◆ Set exercise:
Reproduce verbatim the lines of the material, starting with the line that contains "tab-active-underline xyxy=(26,375,169,379)" and going on through the final line of the material.

- - - - - - -

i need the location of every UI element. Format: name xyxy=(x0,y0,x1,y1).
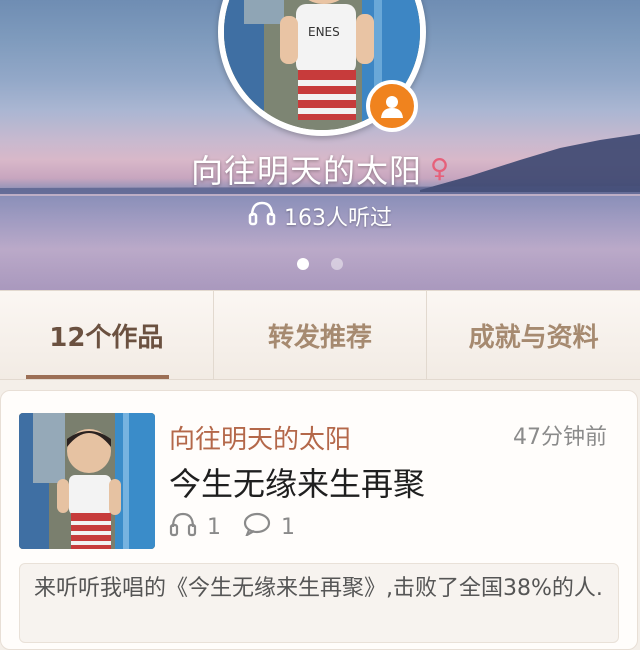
tab-active-underline xyxy=(26,375,169,379)
page-dot-1[interactable] xyxy=(297,258,309,270)
tab-works[interactable]: 12个作品 xyxy=(0,291,213,379)
post-song-title[interactable]: 今生无缘来生再聚 xyxy=(169,459,425,505)
post-thumbnail[interactable] xyxy=(19,413,155,549)
tab-reposts[interactable]: 转发推荐 xyxy=(212,291,427,379)
comment-count: 1 xyxy=(281,514,295,540)
tab-reposts-label: 转发推荐 xyxy=(268,322,373,353)
tab-achievements[interactable]: 成就与资料 xyxy=(426,291,640,379)
profile-header: ENES 向往明天的太阳 ♀ 163人听过 xyxy=(0,0,640,290)
profile-tabs: 12个作品 转发推荐 成就与资料 xyxy=(0,290,640,380)
profile-name: 向往明天的太阳 xyxy=(190,152,422,190)
listen-count: 163人听过 xyxy=(284,206,392,231)
comment-icon[interactable] xyxy=(243,512,271,542)
post-description: 来听听我唱的《今生无缘来生再聚》,击败了全国38%的人. xyxy=(19,563,619,643)
post-stats: 1 1 xyxy=(169,511,317,543)
listen-count: 1 xyxy=(207,514,221,540)
listen-count-row: 163人听过 xyxy=(0,200,640,232)
post-author[interactable]: 向往明天的太阳 xyxy=(169,419,351,456)
headphone-icon xyxy=(169,511,197,543)
svg-text:ENES: ENES xyxy=(308,25,340,39)
page-indicator[interactable] xyxy=(0,258,640,270)
tab-works-label: 12个作品 xyxy=(49,322,164,353)
feed-post-card[interactable]: 向往明天的太阳 47分钟前 今生无缘来生再聚 1 1 来听听我唱的《今生无缘来生… xyxy=(0,390,638,650)
page-dot-2[interactable] xyxy=(331,258,343,270)
user-badge-icon[interactable] xyxy=(366,80,418,132)
post-timestamp: 47分钟前 xyxy=(513,425,607,450)
female-icon: ♀ xyxy=(429,154,450,184)
tab-achievements-label: 成就与资料 xyxy=(468,322,599,353)
headphone-icon xyxy=(248,200,276,232)
profile-name-row: 向往明天的太阳 ♀ xyxy=(0,146,640,192)
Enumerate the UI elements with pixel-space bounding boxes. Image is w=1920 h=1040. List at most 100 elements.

- - - - - - -

◆ Worked solution:
tab-active-underline xyxy=(26,375,169,379)
page-dot-1[interactable] xyxy=(297,258,309,270)
tab-works[interactable]: 12个作品 xyxy=(0,291,213,379)
post-song-title[interactable]: 今生无缘来生再聚 xyxy=(169,459,425,505)
post-thumbnail[interactable] xyxy=(19,413,155,549)
tab-reposts[interactable]: 转发推荐 xyxy=(212,291,427,379)
comment-count: 1 xyxy=(281,514,295,540)
tab-reposts-label: 转发推荐 xyxy=(268,322,373,353)
tab-achievements[interactable]: 成就与资料 xyxy=(426,291,640,379)
profile-header: ENES 向往明天的太阳 ♀ 163人听过 xyxy=(0,0,640,290)
profile-tabs: 12个作品 转发推荐 成就与资料 xyxy=(0,290,640,380)
profile-name: 向往明天的太阳 xyxy=(190,152,422,190)
listen-count: 163人听过 xyxy=(284,206,392,231)
comment-icon[interactable] xyxy=(243,512,271,542)
post-description: 来听听我唱的《今生无缘来生再聚》,击败了全国38%的人. xyxy=(19,563,619,643)
post-stats: 1 1 xyxy=(169,511,317,543)
listen-count: 1 xyxy=(207,514,221,540)
listen-count-row: 163人听过 xyxy=(0,200,640,232)
post-author[interactable]: 向往明天的太阳 xyxy=(169,419,351,456)
headphone-icon xyxy=(169,511,197,543)
svg-text:ENES: ENES xyxy=(308,25,340,39)
page-indicator[interactable] xyxy=(0,258,640,270)
tab-works-label: 12个作品 xyxy=(49,322,164,353)
feed-post-card[interactable]: 向往明天的太阳 47分钟前 今生无缘来生再聚 1 1 来听听我唱的《今生无缘来生… xyxy=(0,390,638,650)
page-dot-2[interactable] xyxy=(331,258,343,270)
user-badge-icon[interactable] xyxy=(366,80,418,132)
post-timestamp: 47分钟前 xyxy=(513,425,607,450)
female-icon: ♀ xyxy=(429,154,450,184)
tab-achievements-label: 成就与资料 xyxy=(468,322,599,353)
headphone-icon xyxy=(248,200,276,232)
profile-name-row: 向往明天的太阳 ♀ xyxy=(0,146,640,192)
Enumerate the UI elements with pixel-space bounding boxes. Image is w=1920 h=1040. List at most 100 elements.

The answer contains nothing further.